DO THIS: Search the listing below for "Area". Copy each matching line.

DATA LISTING:
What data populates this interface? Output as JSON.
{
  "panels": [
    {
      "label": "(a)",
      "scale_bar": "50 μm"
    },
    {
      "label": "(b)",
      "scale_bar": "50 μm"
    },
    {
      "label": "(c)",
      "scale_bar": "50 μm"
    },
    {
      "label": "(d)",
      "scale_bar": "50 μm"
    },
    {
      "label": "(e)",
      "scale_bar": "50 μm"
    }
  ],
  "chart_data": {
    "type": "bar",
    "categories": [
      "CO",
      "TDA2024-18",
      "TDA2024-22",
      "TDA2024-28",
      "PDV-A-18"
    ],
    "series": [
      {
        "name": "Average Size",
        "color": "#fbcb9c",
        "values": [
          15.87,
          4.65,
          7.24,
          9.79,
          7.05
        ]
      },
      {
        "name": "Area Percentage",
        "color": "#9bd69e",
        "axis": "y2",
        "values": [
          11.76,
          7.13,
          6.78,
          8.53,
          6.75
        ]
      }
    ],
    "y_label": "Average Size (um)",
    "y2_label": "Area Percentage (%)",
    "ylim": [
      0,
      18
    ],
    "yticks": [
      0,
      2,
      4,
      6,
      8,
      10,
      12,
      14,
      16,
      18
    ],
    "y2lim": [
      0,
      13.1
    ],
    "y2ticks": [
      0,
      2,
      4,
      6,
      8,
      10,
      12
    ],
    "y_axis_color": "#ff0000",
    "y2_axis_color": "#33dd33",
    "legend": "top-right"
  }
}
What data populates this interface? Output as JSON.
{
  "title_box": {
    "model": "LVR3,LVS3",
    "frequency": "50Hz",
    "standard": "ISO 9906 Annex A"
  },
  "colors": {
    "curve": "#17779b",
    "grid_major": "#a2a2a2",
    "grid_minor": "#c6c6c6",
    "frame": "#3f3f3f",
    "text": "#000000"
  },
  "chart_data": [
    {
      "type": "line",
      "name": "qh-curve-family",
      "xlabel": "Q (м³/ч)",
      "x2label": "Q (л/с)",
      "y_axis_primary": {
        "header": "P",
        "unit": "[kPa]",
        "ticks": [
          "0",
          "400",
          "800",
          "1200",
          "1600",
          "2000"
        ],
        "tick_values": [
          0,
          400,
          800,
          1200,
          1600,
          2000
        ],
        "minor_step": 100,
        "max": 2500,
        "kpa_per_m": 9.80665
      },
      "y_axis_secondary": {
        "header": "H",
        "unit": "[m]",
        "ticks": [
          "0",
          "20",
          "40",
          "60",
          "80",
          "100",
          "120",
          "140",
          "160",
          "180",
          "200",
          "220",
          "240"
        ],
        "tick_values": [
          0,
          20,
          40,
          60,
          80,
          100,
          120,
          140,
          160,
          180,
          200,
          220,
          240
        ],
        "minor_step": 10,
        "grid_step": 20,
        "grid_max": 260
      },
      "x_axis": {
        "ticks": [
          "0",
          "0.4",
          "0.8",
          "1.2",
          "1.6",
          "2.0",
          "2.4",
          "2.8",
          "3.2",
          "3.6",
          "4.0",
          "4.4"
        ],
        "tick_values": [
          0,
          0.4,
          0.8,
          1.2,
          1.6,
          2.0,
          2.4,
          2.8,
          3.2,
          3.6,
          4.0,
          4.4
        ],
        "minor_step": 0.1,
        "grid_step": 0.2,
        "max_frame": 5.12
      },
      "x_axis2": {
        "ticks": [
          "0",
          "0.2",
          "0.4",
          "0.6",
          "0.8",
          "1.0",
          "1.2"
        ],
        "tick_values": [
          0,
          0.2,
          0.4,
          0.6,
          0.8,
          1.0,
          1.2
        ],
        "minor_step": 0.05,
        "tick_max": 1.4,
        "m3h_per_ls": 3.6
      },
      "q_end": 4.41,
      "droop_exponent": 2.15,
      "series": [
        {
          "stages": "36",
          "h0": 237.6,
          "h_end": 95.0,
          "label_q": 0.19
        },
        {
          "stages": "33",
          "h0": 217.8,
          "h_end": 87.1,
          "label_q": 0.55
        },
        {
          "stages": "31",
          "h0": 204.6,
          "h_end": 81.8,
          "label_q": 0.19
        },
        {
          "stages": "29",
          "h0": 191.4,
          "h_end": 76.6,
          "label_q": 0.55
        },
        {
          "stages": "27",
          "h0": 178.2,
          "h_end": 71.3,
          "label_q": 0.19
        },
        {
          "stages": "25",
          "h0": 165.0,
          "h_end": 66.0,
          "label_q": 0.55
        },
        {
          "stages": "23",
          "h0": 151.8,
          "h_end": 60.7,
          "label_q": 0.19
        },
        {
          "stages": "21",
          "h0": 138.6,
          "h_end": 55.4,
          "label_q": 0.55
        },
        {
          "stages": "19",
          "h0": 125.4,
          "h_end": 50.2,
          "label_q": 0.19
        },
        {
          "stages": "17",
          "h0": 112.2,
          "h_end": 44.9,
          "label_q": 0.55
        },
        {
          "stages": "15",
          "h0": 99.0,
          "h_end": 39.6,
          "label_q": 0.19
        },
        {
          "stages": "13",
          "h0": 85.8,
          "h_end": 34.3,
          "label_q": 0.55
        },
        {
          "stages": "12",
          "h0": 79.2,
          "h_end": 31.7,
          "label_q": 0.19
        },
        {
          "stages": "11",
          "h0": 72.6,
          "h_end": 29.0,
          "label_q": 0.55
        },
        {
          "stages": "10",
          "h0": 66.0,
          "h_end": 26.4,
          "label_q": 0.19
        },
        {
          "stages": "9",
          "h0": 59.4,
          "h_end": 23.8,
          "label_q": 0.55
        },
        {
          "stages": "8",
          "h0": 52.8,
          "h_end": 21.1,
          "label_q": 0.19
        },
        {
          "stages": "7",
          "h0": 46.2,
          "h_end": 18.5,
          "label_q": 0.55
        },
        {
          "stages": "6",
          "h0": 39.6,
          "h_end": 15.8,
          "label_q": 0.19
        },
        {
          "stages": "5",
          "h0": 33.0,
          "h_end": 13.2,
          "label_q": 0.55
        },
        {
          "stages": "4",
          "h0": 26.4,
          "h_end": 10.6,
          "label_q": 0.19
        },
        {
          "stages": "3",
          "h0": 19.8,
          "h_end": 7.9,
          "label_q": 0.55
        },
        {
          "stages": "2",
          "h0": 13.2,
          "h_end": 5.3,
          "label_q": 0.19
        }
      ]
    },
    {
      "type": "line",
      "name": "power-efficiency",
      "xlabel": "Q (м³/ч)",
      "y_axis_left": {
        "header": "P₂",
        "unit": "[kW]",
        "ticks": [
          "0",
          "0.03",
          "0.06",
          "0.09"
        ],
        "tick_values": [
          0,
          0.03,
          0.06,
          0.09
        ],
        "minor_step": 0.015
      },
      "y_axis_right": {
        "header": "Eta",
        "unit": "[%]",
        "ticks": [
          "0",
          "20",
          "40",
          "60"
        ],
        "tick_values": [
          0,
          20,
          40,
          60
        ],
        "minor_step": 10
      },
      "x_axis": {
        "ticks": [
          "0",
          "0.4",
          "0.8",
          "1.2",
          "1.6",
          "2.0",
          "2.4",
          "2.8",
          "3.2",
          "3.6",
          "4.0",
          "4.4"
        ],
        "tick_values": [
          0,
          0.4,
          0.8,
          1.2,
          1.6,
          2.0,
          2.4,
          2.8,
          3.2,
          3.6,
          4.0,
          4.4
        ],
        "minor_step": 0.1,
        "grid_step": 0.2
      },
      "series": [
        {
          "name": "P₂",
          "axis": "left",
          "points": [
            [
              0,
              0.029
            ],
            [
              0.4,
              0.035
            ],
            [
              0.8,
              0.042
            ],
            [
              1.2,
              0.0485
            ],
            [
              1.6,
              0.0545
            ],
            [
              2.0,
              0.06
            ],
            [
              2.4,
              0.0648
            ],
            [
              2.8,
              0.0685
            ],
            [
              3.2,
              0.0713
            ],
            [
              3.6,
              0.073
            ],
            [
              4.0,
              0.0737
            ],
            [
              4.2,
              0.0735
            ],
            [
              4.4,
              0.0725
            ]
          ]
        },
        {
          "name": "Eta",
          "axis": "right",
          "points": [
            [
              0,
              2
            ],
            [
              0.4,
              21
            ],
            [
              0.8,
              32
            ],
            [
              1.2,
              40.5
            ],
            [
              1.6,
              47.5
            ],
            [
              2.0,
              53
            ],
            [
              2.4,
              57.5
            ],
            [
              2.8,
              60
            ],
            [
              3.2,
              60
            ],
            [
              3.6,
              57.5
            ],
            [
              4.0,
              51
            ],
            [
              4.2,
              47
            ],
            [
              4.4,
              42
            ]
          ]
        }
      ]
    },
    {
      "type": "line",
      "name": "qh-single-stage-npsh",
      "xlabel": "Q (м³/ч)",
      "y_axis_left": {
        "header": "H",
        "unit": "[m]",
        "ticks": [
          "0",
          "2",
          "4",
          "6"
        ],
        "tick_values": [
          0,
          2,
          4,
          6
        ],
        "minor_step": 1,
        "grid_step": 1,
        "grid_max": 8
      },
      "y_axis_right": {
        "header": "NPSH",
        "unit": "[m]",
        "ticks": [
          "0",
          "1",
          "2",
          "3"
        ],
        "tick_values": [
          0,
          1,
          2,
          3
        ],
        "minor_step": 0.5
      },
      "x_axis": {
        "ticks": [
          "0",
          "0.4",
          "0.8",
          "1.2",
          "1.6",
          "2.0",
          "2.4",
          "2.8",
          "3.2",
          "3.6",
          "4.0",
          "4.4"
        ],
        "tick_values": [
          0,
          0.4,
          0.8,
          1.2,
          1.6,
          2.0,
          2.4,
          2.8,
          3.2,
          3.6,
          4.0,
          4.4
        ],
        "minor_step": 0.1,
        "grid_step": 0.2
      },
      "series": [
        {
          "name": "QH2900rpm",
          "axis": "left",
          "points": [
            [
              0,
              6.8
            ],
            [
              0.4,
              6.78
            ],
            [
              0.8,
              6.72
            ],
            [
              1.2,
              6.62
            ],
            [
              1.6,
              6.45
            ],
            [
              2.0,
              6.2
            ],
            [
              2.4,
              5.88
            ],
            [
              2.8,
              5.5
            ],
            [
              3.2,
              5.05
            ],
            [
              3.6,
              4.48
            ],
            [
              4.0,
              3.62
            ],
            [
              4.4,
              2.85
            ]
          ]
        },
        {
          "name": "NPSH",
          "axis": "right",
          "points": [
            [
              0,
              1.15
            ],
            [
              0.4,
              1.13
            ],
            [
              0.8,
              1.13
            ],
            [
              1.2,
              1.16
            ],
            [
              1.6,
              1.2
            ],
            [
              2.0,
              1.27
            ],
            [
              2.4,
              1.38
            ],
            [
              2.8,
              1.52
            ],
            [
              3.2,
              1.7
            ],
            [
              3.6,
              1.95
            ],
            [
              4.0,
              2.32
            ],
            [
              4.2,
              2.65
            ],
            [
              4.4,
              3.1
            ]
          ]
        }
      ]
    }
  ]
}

SOLUTION TO THIS PROBLEM:
        "name": "Area Percentage",
    "y2_label": "Area Percentage (%)",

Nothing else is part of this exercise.